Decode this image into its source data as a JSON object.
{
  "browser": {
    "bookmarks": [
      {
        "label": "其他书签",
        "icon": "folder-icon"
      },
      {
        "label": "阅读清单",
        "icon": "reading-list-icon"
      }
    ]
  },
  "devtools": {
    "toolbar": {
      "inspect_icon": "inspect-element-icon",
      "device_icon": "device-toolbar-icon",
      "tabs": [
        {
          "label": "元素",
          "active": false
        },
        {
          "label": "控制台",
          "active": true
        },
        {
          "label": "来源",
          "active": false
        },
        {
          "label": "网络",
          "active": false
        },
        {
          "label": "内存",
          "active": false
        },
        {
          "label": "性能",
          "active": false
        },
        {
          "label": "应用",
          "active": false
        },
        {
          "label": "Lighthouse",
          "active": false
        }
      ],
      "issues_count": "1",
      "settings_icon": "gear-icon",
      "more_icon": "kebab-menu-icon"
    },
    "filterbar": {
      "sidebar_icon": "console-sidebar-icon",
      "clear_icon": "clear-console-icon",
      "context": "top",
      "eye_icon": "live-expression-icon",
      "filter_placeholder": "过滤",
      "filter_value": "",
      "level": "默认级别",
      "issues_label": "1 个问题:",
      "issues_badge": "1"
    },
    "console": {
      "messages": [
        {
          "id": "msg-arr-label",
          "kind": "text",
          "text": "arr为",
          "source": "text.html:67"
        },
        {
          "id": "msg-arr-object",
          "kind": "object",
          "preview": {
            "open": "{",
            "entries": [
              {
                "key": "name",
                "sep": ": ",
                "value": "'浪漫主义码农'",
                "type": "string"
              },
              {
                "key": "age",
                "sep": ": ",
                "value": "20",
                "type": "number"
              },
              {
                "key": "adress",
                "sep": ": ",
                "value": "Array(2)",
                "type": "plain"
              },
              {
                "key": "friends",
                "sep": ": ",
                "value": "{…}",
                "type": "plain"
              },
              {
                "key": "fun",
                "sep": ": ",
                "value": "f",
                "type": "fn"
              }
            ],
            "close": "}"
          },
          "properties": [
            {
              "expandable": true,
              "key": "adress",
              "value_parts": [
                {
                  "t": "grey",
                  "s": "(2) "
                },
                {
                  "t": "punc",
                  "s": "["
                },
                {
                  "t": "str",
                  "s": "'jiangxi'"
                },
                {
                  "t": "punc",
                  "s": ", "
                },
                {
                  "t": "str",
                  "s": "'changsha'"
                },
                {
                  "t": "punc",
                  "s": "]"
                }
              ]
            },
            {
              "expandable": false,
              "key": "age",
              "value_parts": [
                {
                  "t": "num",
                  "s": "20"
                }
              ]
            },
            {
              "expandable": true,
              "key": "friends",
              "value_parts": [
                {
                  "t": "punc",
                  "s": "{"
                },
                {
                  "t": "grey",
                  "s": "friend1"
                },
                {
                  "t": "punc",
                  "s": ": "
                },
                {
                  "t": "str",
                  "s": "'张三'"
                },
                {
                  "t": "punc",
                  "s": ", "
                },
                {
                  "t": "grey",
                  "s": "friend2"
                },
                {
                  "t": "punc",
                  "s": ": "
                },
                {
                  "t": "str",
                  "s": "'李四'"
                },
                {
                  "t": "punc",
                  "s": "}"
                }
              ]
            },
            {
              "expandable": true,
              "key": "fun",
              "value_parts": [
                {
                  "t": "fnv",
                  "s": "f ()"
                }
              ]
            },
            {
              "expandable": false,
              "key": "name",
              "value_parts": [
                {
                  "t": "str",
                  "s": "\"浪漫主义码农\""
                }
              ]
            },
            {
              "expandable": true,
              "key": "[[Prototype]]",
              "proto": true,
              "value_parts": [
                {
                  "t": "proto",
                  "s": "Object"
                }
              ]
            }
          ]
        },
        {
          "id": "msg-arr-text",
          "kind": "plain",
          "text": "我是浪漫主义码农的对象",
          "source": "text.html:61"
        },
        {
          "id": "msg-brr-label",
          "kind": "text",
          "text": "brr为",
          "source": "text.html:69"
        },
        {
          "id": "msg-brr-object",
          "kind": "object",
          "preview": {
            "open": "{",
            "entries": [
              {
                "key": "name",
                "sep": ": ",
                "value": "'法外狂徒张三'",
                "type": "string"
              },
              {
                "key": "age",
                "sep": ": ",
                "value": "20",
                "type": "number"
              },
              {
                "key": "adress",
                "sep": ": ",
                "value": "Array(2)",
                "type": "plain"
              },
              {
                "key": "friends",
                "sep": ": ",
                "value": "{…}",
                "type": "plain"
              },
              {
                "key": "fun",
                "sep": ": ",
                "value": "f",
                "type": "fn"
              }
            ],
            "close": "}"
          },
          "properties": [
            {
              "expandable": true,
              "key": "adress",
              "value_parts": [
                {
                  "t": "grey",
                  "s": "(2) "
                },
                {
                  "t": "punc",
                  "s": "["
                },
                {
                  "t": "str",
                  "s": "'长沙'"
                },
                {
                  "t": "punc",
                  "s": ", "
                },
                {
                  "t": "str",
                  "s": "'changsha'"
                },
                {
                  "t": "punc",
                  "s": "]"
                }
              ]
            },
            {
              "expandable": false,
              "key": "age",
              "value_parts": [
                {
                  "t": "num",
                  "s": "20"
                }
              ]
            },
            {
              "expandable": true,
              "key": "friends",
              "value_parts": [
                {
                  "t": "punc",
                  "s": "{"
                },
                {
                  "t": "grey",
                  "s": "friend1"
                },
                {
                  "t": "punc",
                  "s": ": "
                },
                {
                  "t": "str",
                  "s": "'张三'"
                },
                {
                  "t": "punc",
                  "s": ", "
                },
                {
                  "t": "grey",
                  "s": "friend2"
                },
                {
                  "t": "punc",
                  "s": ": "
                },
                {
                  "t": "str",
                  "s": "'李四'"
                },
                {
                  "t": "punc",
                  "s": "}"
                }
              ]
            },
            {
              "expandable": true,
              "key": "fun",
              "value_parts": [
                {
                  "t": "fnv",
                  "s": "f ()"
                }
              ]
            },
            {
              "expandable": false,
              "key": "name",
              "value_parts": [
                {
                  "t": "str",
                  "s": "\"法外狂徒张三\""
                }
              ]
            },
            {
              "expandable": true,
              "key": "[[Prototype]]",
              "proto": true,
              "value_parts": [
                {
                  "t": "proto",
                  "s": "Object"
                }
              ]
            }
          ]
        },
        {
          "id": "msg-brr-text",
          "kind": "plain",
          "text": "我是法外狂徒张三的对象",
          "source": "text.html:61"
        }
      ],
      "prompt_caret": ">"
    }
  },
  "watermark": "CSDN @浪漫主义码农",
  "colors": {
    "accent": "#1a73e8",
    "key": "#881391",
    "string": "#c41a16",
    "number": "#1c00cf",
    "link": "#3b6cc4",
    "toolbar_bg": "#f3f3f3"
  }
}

• • • •

REQUIREMENTS
Show all lines from the listing above in which "html" appears.

ANSWER IN FULL
          "source": "text.html:67"
          "source": "text.html:61"
          "source": "text.html:69"
          "source": "text.html:61"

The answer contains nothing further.